Retype the records below word for word and omit any image.

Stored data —
▽

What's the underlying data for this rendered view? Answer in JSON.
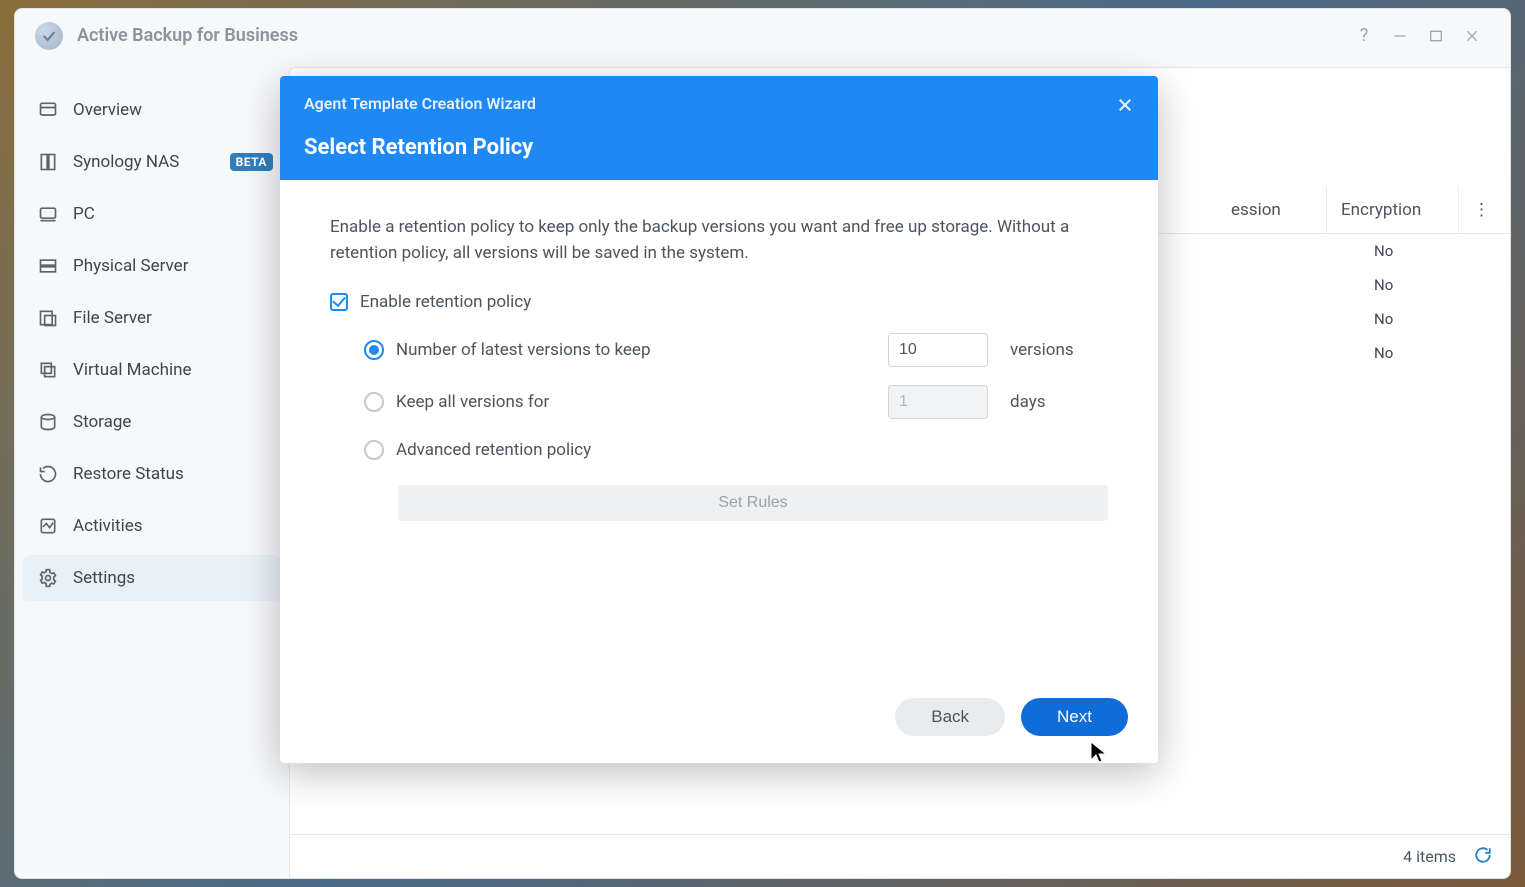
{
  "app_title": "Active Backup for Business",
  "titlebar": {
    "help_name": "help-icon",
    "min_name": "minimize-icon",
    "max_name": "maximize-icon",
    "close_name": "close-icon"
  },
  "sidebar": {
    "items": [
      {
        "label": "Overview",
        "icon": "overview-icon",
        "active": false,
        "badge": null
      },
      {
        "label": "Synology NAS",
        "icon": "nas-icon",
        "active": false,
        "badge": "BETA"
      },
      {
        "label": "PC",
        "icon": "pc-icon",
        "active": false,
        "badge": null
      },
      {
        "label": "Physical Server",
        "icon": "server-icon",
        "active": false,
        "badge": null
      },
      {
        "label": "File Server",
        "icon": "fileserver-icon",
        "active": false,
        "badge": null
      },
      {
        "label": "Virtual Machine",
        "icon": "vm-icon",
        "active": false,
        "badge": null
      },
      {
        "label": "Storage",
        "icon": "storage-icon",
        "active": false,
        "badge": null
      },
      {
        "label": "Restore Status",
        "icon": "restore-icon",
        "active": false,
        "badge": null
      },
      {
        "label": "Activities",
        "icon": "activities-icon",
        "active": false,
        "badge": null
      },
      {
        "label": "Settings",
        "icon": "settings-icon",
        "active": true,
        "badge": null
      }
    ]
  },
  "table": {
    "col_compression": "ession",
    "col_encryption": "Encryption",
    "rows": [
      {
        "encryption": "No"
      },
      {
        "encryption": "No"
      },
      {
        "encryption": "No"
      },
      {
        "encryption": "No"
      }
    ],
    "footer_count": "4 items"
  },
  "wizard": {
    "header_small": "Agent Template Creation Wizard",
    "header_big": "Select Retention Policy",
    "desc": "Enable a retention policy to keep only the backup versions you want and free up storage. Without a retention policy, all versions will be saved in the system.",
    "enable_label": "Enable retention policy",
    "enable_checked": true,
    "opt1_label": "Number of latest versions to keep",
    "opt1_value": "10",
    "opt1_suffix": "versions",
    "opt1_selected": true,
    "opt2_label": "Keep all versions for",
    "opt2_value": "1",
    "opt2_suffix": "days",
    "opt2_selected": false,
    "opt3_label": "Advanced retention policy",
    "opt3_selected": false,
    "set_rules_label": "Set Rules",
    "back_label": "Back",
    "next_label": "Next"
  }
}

△

Task result —
What's the underlying data for this rendered view? Answer in JSON.
{
  "app_title": "Active Backup for Business",
  "titlebar": {
    "help_name": "help-icon",
    "min_name": "minimize-icon",
    "max_name": "maximize-icon",
    "close_name": "close-icon"
  },
  "sidebar": {
    "items": [
      {
        "label": "Overview",
        "icon": "overview-icon",
        "active": false,
        "badge": null
      },
      {
        "label": "Synology NAS",
        "icon": "nas-icon",
        "active": false,
        "badge": "BETA"
      },
      {
        "label": "PC",
        "icon": "pc-icon",
        "active": false,
        "badge": null
      },
      {
        "label": "Physical Server",
        "icon": "server-icon",
        "active": false,
        "badge": null
      },
      {
        "label": "File Server",
        "icon": "fileserver-icon",
        "active": false,
        "badge": null
      },
      {
        "label": "Virtual Machine",
        "icon": "vm-icon",
        "active": false,
        "badge": null
      },
      {
        "label": "Storage",
        "icon": "storage-icon",
        "active": false,
        "badge": null
      },
      {
        "label": "Restore Status",
        "icon": "restore-icon",
        "active": false,
        "badge": null
      },
      {
        "label": "Activities",
        "icon": "activities-icon",
        "active": false,
        "badge": null
      },
      {
        "label": "Settings",
        "icon": "settings-icon",
        "active": true,
        "badge": null
      }
    ]
  },
  "table": {
    "col_compression": "ession",
    "col_encryption": "Encryption",
    "rows": [
      {
        "encryption": "No"
      },
      {
        "encryption": "No"
      },
      {
        "encryption": "No"
      },
      {
        "encryption": "No"
      }
    ],
    "footer_count": "4 items"
  },
  "wizard": {
    "header_small": "Agent Template Creation Wizard",
    "header_big": "Select Retention Policy",
    "desc": "Enable a retention policy to keep only the backup versions you want and free up storage. Without a retention policy, all versions will be saved in the system.",
    "enable_label": "Enable retention policy",
    "enable_checked": true,
    "opt1_label": "Number of latest versions to keep",
    "opt1_value": "10",
    "opt1_suffix": "versions",
    "opt1_selected": true,
    "opt2_label": "Keep all versions for",
    "opt2_value": "1",
    "opt2_suffix": "days",
    "opt2_selected": false,
    "opt3_label": "Advanced retention policy",
    "opt3_selected": false,
    "set_rules_label": "Set Rules",
    "back_label": "Back",
    "next_label": "Next"
  }
}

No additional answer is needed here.